But de l'exercice:
Pouvez-vous recopier à l'identique le passage de l'extrait sur le RMI qui va de « Comment peut-on qualifier » jusqu'à « notre société ? » inclus ?

Extrait:
----------
Je l’ai dit le lundi 30 juillet, lors de la dernière Session plénière avant l’été, et je l’ai écrit dans le droit de réponse à l’article « Aussitôt responsable, aussitôt actif ? » publié dernièrement dans les colonnes de L’Indépendant : les attaques de la Droite locale sont d’une part caricaturales et ensuite indignes au regard de la situation empreinte de détresse de nos concitoyens dans la précarité et basses d’autre part vis à vis des agents de la Caisse d’Assurances Familiales (CAF), puisque c’est cette dernière qui gère les dossiers du RMI (elle est mandatée par le Conseil Général pour ce faire)…
Une lecture rigoureuse des statistiques (ce que ne semblent pas savoir faire les élus UMP locaux !) révèle que le nombre d’allocataires dans la période 2004-2006 n’a pas bougé (de 1998 à 2006, la progression du nombre d’allocataires du RMI, en France a été de 17,24%, dans les P.O. elle n’a été « que » de 3%) ; c’est en revanche le montant individuel de l’allocation qui augmente, signe évident d’une population en souffrance et de plus en plus dépendante et ce, malheureusement, partout sur le territoire national.
Comment peut-on qualifier cette volonté, si elle n’est consciente du moins est-elle effective, de la part des élus UMP locaux à chercher à monter une partie de la population contre une autre, cette dernière n’ayant vraiment pas besoin d’être fustigée en plus des difficultés qu’elle rencontre à vivre dignement dans notre société ?
Je ne fais pas partie de ces personnes obtuses qui refusent de travailler à l’amélioration d’un système, social ou autre d’ailleurs. C’est pourquoi, j’ai envoyé – le 14 août dernier - une lettre au Président de la République, lettre que je reproduis ici in extenso :
« Monsieur le Président de la République,
Le Revenu Minimum d’Insertion lors de sa création a été voté à la quasi unanimité par le Parlement. À cette époque, l’ensemble de la classe politique souhaitait trouver des solutions pour lutter contre la pauvreté. À l’heure où les indicateurs font apparaître une paupérisation croissante d’une partie de la population, la pertinence des minima sociaux est remise en cause par certains. Les rapports parlementaires se sont multipliés afin de les réformer, en particulier le Revenu Minimum d’Insertion.
Dès 1998, lors de ma prise de fonction comme Président du Conseil Général, j’avais fait des propositions afin que l’on trouve un équilibre entre droits et devoirs pour les personnes bénéficiaires du RMI. J’avais notamment proposé que le Revenu Minimum soit lié à une activité, qu’elle soit d’utilité collective dans une commune ou une association, que ce soit un contrat aidé ou toute autre forme de travail. L’objectif était de maintenir ces personnes, accidentées de la vie, dans la communauté.
Ma proposition a fait l’objet de très fortes oppositions à l’époque, que ce soit de ma famille politique ou de la vôtre.
Depuis 1998, avec la majorité départementale et les services départementaux, ainsi qu’avec nos partenaires institutionnels et associatifs, j’ai essayé du mieux possible de contenir la progression du nombre de bénéficiaires du RMI et j’ai assumé, avec ma majorité, dans l’urgence, la décentralisation de la gestion de l’allocation au 1er janvier 2004.
----------
Données affichées:
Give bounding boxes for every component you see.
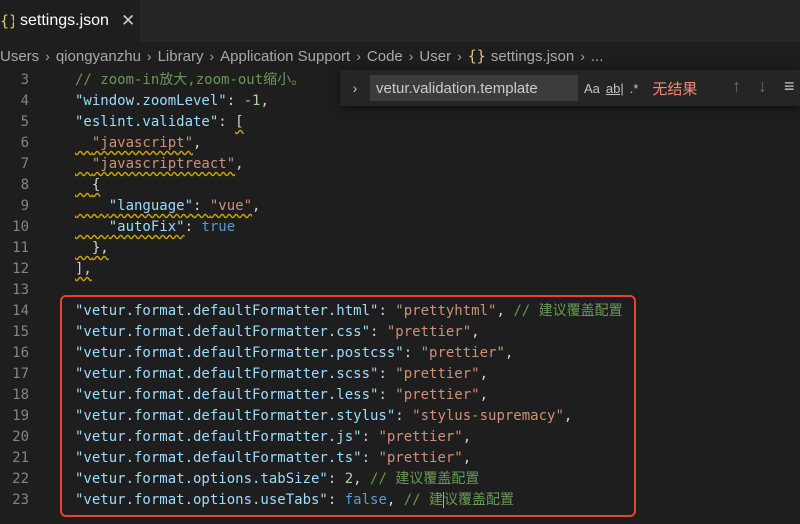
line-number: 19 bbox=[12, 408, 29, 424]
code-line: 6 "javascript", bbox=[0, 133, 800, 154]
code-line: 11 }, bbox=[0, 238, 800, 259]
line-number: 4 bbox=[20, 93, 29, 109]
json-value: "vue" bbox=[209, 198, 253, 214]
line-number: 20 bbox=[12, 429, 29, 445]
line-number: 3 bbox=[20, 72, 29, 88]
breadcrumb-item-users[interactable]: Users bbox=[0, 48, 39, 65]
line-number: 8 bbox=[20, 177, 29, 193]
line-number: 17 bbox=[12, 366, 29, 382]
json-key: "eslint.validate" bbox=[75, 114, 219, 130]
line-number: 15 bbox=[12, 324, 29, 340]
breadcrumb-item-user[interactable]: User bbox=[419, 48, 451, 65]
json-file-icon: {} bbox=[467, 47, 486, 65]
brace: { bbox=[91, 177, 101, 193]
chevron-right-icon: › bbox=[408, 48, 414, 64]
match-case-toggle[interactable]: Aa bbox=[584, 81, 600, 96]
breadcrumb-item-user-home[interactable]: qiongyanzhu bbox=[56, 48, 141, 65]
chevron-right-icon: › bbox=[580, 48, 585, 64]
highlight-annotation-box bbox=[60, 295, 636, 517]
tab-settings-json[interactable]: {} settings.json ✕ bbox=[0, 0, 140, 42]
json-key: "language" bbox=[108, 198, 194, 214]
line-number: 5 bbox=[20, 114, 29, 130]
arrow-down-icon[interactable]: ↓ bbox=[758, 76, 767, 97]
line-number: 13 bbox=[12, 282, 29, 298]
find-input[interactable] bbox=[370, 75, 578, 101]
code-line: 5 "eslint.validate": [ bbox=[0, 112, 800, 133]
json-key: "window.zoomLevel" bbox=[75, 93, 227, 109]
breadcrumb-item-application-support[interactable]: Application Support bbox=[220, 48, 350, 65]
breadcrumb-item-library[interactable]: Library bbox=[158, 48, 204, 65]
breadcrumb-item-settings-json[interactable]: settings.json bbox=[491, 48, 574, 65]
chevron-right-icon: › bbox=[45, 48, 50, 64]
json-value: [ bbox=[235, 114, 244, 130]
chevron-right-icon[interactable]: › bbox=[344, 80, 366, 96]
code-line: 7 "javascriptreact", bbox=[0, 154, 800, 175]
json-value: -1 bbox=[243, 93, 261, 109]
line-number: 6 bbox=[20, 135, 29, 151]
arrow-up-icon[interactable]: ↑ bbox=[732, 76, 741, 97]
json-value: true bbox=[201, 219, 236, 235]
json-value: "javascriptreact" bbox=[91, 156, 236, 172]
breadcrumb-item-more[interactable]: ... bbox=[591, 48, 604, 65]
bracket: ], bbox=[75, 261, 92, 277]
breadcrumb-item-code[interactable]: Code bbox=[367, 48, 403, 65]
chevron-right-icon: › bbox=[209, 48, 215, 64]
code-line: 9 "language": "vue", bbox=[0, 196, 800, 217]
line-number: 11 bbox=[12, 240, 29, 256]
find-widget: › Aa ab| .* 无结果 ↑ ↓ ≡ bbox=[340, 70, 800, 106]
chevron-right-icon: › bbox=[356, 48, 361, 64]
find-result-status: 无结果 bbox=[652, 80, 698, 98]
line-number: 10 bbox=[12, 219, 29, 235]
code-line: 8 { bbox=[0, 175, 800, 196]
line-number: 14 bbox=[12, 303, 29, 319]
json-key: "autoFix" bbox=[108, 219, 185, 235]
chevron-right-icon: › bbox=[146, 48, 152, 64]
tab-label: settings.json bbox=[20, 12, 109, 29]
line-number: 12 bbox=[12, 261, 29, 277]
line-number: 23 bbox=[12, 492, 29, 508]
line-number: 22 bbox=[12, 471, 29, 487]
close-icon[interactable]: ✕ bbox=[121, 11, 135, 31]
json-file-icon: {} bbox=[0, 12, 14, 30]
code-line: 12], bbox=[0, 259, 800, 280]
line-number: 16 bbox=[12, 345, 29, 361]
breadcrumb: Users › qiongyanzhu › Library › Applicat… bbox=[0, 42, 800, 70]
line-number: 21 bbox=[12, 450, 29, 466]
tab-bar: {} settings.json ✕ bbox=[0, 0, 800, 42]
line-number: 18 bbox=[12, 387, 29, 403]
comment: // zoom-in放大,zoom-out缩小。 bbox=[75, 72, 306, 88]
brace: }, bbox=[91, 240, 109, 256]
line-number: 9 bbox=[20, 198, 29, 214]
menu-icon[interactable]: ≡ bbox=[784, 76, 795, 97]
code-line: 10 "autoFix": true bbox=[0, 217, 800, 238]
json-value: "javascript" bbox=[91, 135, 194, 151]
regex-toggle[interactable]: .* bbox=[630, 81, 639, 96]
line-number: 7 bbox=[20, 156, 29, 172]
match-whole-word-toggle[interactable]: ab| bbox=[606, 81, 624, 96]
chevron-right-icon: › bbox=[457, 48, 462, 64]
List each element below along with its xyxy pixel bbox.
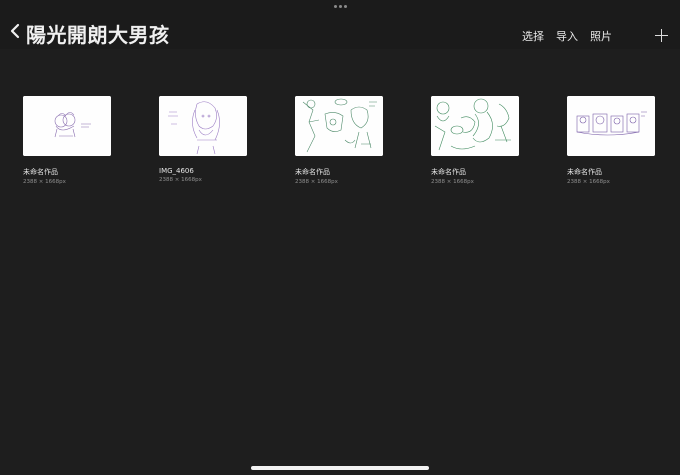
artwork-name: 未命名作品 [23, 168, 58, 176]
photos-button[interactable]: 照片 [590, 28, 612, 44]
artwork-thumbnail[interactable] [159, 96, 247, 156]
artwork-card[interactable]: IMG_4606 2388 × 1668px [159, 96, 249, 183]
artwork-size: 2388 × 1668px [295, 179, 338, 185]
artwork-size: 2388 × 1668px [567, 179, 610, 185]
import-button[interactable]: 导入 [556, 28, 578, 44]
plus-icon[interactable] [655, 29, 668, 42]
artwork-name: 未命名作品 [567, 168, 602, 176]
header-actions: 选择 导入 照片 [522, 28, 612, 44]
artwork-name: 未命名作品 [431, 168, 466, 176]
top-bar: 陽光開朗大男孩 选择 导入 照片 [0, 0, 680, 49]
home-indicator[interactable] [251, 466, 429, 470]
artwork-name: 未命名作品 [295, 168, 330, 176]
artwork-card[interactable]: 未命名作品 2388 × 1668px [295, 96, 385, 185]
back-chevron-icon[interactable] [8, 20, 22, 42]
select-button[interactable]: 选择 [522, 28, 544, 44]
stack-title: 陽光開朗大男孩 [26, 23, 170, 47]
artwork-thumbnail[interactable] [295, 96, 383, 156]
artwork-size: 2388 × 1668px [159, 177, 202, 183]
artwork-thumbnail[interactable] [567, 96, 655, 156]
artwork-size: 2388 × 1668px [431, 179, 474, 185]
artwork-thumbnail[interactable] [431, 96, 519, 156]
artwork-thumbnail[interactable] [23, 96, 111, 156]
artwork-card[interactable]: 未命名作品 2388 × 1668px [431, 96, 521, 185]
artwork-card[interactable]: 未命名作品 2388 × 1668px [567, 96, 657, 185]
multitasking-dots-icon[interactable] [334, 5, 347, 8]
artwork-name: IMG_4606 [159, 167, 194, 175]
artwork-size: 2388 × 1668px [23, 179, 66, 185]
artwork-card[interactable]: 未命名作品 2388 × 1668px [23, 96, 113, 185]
----------
Réponse:
Comment peut-on qualifier cette volonté, si elle n’est consciente du moins est-elle effective, de la part des élus UMP locaux à chercher à monter une partie de la population contre une autre, cette dernière n’ayant vraiment pas besoin d’être fustigée en plus des difficultés qu’elle rencontre à vivre dignement dans notre société ?